◆ Exercise instructions ◆
All the data must come back unchanged, except that pictures are left out.

(Extracted records)
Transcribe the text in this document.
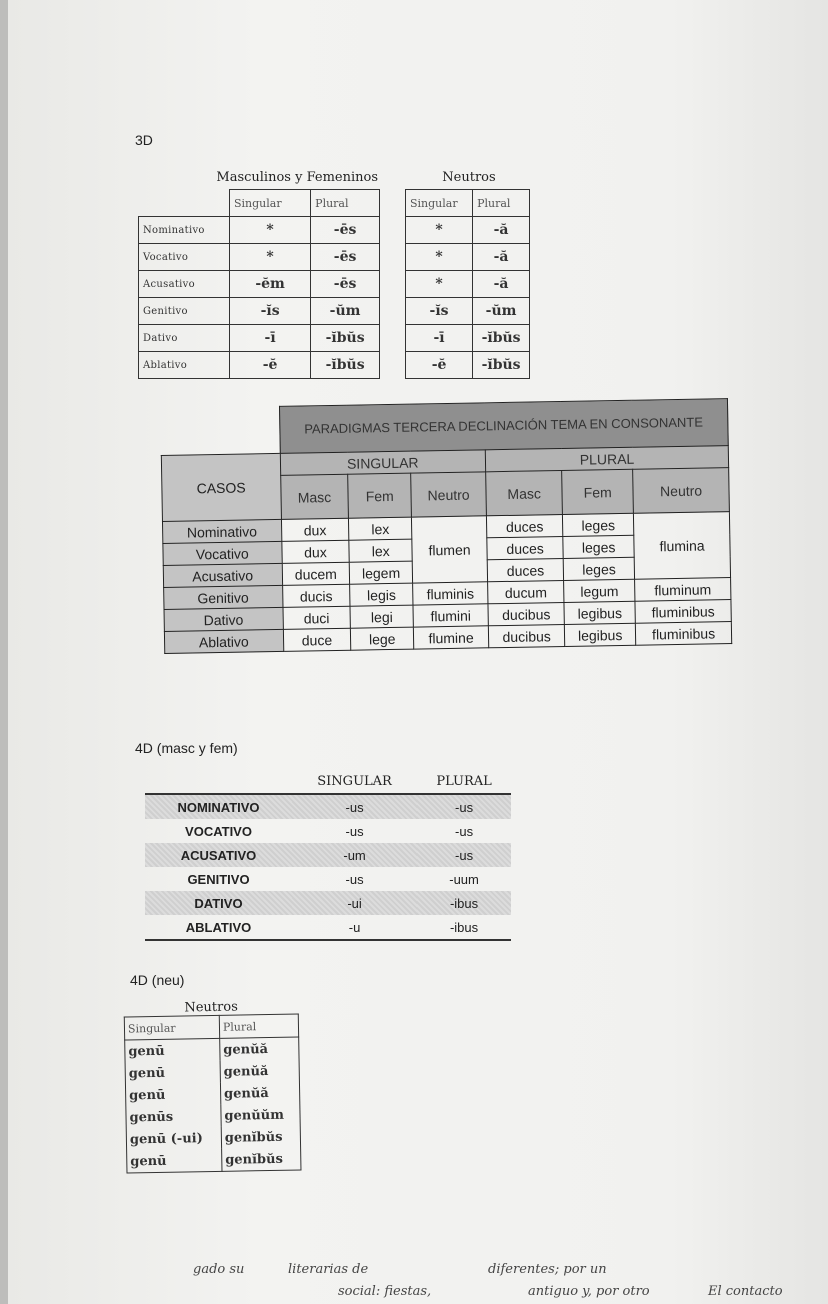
3D
Masculinos y Femeninos
	Singular	Plural
Nominativo	*	-ēs
Vocativo	*	-ēs
Acusativo	-ĕm	-ēs
Genitivo	-ĭs	-ŭm
Dativo	-ī	-ĭbŭs
Ablativo	-ĕ	-ĭbŭs
Neutros
Singular	Plural
*	-ă
*	-ă
*	-ă
-ĭs	-ŭm
-ī	-ĭbŭs
-ĕ	-ĭbŭs
	PARADIGMAS TERCERA DECLINACIÓN TEMA EN CONSONANTE					
CASOS	SINGULAR			PLURAL		
	Masc	Fem	Neutro	Masc	Fem	Neutro
Nominativo	dux	lex	flumen	duces	leges	flumina
Vocativo	dux	lex		duces	leges	
Acusativo	ducem	legem		duces	leges	
Genitivo	ducis	legis	fluminis	ducum	legum	fluminum
Dativo	duci	legi	flumini	ducibus	legibus	fluminibus
Ablativo	duce	lege	flumine	ducibus	legibus	fluminibus
4D (masc y fem)
	SINGULAR	PLURAL
NOMINATIVO	-us	-us
VOCATIVO	-us	-us
ACUSATIVO	-um	-us
GENITIVO	-us	-uum
DATIVO	-ui	-ibus
ABLATIVO	-u	-ibus
4D (neu)
Neutros
Singular	Plural
genū	genŭă
genū	genŭă
genū	genŭă
genūs	genŭŭm
genū (-ui)	genĭbŭs
genū	genĭbŭs
gado su	literarias de
social: fiestas,
diferentes; por un
antiguo y, por otro	El contacto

◆ Task response ◆
Transcribe the text in this document.
3D
Masculinos y Femeninos
	Singular	Plural
Nominativo	*	-ēs
Vocativo	*	-ēs
Acusativo	-ĕm	-ēs
Genitivo	-ĭs	-ŭm
Dativo	-ī	-ĭbŭs
Ablativo	-ĕ	-ĭbŭs
Neutros
Singular	Plural
*	-ă
*	-ă
*	-ă
-ĭs	-ŭm
-ī	-ĭbŭs
-ĕ	-ĭbŭs
	PARADIGMAS TERCERA DECLINACIÓN TEMA EN CONSONANTE					
CASOS	SINGULAR			PLURAL		
	Masc	Fem	Neutro	Masc	Fem	Neutro
Nominativo	dux	lex	flumen	duces	leges	flumina
Vocativo	dux	lex		duces	leges	
Acusativo	ducem	legem		duces	leges	
Genitivo	ducis	legis	fluminis	ducum	legum	fluminum
Dativo	duci	legi	flumini	ducibus	legibus	fluminibus
Ablativo	duce	lege	flumine	ducibus	legibus	fluminibus
4D (masc y fem)
	SINGULAR	PLURAL
NOMINATIVO	-us	-us
VOCATIVO	-us	-us
ACUSATIVO	-um	-us
GENITIVO	-us	-uum
DATIVO	-ui	-ibus
ABLATIVO	-u	-ibus
4D (neu)
Neutros
Singular	Plural
genū	genŭă
genū	genŭă
genū	genŭă
genūs	genŭŭm
genū (-ui)	genĭbŭs
genū	genĭbŭs
gado su	literarias de
social: fiestas,
diferentes; por un
antiguo y, por otro	El contacto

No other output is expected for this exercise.